WRITTEN EXERCISE: Exactly as given, repeat all of the entries.

SOURCE DATA:
=-=-=
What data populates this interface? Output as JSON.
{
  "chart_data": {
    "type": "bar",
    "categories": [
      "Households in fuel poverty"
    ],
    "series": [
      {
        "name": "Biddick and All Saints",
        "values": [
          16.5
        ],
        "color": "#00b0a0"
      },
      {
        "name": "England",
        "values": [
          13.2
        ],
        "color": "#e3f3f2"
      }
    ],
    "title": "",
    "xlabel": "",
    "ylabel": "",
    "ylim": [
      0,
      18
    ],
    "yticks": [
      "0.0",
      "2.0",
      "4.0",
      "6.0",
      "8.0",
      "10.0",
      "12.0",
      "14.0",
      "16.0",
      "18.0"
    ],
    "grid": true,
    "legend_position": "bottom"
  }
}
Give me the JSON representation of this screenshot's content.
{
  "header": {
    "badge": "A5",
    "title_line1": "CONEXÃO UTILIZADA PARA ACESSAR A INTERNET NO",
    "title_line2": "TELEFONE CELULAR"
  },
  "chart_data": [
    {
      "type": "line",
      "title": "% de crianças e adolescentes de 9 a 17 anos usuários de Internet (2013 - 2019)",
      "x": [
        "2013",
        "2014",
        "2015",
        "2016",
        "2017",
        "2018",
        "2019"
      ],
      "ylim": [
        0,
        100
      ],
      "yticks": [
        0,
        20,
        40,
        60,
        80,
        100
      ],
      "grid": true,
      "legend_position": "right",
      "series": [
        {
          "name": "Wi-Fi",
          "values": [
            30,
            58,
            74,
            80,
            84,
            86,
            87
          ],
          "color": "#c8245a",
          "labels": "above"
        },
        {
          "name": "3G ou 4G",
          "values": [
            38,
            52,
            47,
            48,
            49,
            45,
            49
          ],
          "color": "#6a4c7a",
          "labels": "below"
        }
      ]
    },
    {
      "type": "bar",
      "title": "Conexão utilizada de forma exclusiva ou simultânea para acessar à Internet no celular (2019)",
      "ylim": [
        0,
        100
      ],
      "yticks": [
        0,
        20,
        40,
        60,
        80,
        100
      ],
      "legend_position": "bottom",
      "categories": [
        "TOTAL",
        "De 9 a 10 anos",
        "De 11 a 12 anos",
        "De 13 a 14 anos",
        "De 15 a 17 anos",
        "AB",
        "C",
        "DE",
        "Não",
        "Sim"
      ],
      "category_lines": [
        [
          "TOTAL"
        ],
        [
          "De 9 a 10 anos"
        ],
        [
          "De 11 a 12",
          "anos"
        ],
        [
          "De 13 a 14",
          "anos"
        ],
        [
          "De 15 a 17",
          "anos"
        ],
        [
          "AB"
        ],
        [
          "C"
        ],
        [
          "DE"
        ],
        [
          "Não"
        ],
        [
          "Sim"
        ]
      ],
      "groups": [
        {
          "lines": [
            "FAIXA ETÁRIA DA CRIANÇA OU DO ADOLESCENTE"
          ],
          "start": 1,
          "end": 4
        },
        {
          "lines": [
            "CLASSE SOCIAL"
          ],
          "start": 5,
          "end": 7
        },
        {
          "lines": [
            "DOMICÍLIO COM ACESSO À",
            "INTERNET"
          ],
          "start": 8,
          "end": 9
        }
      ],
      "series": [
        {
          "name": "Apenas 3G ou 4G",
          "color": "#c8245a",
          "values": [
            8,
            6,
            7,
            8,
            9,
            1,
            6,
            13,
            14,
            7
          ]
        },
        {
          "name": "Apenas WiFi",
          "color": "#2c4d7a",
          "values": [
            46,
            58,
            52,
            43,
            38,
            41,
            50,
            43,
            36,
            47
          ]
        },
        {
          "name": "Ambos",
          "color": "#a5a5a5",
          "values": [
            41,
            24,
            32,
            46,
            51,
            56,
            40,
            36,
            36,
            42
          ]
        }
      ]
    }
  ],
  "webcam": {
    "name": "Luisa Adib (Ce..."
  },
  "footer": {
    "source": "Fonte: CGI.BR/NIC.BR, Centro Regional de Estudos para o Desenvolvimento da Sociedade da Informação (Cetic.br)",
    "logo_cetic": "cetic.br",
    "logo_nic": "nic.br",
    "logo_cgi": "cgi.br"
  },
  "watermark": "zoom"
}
=-=-=
RESULT BELOW:
What data populates this interface? Output as JSON.
{
  "chart_data": {
    "type": "bar",
    "categories": [
      "Households in fuel poverty"
    ],
    "series": [
      {
        "name": "Biddick and All Saints",
        "values": [
          16.5
        ],
        "color": "#00b0a0"
      },
      {
        "name": "England",
        "values": [
          13.2
        ],
        "color": "#e3f3f2"
      }
    ],
    "title": "",
    "xlabel": "",
    "ylabel": "",
    "ylim": [
      0,
      18
    ],
    "yticks": [
      "0.0",
      "2.0",
      "4.0",
      "6.0",
      "8.0",
      "10.0",
      "12.0",
      "14.0",
      "16.0",
      "18.0"
    ],
    "grid": true,
    "legend_position": "bottom"
  }
}
Give me the JSON representation of this screenshot's content.
{
  "header": {
    "badge": "A5",
    "title_line1": "CONEXÃO UTILIZADA PARA ACESSAR A INTERNET NO",
    "title_line2": "TELEFONE CELULAR"
  },
  "chart_data": [
    {
      "type": "line",
      "title": "% de crianças e adolescentes de 9 a 17 anos usuários de Internet (2013 - 2019)",
      "x": [
        "2013",
        "2014",
        "2015",
        "2016",
        "2017",
        "2018",
        "2019"
      ],
      "ylim": [
        0,
        100
      ],
      "yticks": [
        0,
        20,
        40,
        60,
        80,
        100
      ],
      "grid": true,
      "legend_position": "right",
      "series": [
        {
          "name": "Wi-Fi",
          "values": [
            30,
            58,
            74,
            80,
            84,
            86,
            87
          ],
          "color": "#c8245a",
          "labels": "above"
        },
        {
          "name": "3G ou 4G",
          "values": [
            38,
            52,
            47,
            48,
            49,
            45,
            49
          ],
          "color": "#6a4c7a",
          "labels": "below"
        }
      ]
    },
    {
      "type": "bar",
      "title": "Conexão utilizada de forma exclusiva ou simultânea para acessar à Internet no celular (2019)",
      "ylim": [
        0,
        100
      ],
      "yticks": [
        0,
        20,
        40,
        60,
        80,
        100
      ],
      "legend_position": "bottom",
      "categories": [
        "TOTAL",
        "De 9 a 10 anos",
        "De 11 a 12 anos",
        "De 13 a 14 anos",
        "De 15 a 17 anos",
        "AB",
        "C",
        "DE",
        "Não",
        "Sim"
      ],
      "category_lines": [
        [
          "TOTAL"
        ],
        [
          "De 9 a 10 anos"
        ],
        [
          "De 11 a 12",
          "anos"
        ],
        [
          "De 13 a 14",
          "anos"
        ],
        [
          "De 15 a 17",
          "anos"
        ],
        [
          "AB"
        ],
        [
          "C"
        ],
        [
          "DE"
        ],
        [
          "Não"
        ],
        [
          "Sim"
        ]
      ],
      "groups": [
        {
          "lines": [
            "FAIXA ETÁRIA DA CRIANÇA OU DO ADOLESCENTE"
          ],
          "start": 1,
          "end": 4
        },
        {
          "lines": [
            "CLASSE SOCIAL"
          ],
          "start": 5,
          "end": 7
        },
        {
          "lines": [
            "DOMICÍLIO COM ACESSO À",
            "INTERNET"
          ],
          "start": 8,
          "end": 9
        }
      ],
      "series": [
        {
          "name": "Apenas 3G ou 4G",
          "color": "#c8245a",
          "values": [
            8,
            6,
            7,
            8,
            9,
            1,
            6,
            13,
            14,
            7
          ]
        },
        {
          "name": "Apenas WiFi",
          "color": "#2c4d7a",
          "values": [
            46,
            58,
            52,
            43,
            38,
            41,
            50,
            43,
            36,
            47
          ]
        },
        {
          "name": "Ambos",
          "color": "#a5a5a5",
          "values": [
            41,
            24,
            32,
            46,
            51,
            56,
            40,
            36,
            36,
            42
          ]
        }
      ]
    }
  ],
  "webcam": {
    "name": "Luisa Adib (Ce..."
  },
  "footer": {
    "source": "Fonte: CGI.BR/NIC.BR, Centro Regional de Estudos para o Desenvolvimento da Sociedade da Informação (Cetic.br)",
    "logo_cetic": "cetic.br",
    "logo_nic": "nic.br",
    "logo_cgi": "cgi.br"
  },
  "watermark": "zoom"
}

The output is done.